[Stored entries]
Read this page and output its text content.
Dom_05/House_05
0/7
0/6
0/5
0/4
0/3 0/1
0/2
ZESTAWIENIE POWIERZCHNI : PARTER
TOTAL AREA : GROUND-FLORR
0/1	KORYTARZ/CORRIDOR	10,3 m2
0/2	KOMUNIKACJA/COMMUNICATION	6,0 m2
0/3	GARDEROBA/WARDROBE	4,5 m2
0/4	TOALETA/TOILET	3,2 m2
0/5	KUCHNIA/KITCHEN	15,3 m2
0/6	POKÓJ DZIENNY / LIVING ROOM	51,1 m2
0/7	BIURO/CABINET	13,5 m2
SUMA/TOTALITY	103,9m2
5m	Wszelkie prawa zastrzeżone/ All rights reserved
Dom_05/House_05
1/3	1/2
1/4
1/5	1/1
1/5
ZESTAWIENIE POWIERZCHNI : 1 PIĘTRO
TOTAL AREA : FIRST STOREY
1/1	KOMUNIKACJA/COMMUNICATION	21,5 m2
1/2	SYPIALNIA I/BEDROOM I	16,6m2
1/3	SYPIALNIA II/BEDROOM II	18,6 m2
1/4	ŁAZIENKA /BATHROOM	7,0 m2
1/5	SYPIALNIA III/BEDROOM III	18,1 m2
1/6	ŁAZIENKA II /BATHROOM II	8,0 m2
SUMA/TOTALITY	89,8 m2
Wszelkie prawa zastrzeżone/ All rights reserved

* Aim of the task
Return each entry from above without altering a single character.

* Answer to the task
Read this page and output its text content.
Dom_05/House_05
0/7
0/6
0/5
0/4
0/3 0/1
0/2
ZESTAWIENIE POWIERZCHNI : PARTER
TOTAL AREA : GROUND-FLORR
0/1	KORYTARZ/CORRIDOR	10,3 m2
0/2	KOMUNIKACJA/COMMUNICATION	6,0 m2
0/3	GARDEROBA/WARDROBE	4,5 m2
0/4	TOALETA/TOILET	3,2 m2
0/5	KUCHNIA/KITCHEN	15,3 m2
0/6	POKÓJ DZIENNY / LIVING ROOM	51,1 m2
0/7	BIURO/CABINET	13,5 m2
SUMA/TOTALITY	103,9m2
5m	Wszelkie prawa zastrzeżone/ All rights reserved
Dom_05/House_05
1/3	1/2
1/4
1/5	1/1
1/5
ZESTAWIENIE POWIERZCHNI : 1 PIĘTRO
TOTAL AREA : FIRST STOREY
1/1	KOMUNIKACJA/COMMUNICATION	21,5 m2
1/2	SYPIALNIA I/BEDROOM I	16,6m2
1/3	SYPIALNIA II/BEDROOM II	18,6 m2
1/4	ŁAZIENKA /BATHROOM	7,0 m2
1/5	SYPIALNIA III/BEDROOM III	18,1 m2
1/6	ŁAZIENKA II /BATHROOM II	8,0 m2
SUMA/TOTALITY	89,8 m2
Wszelkie prawa zastrzeżone/ All rights reserved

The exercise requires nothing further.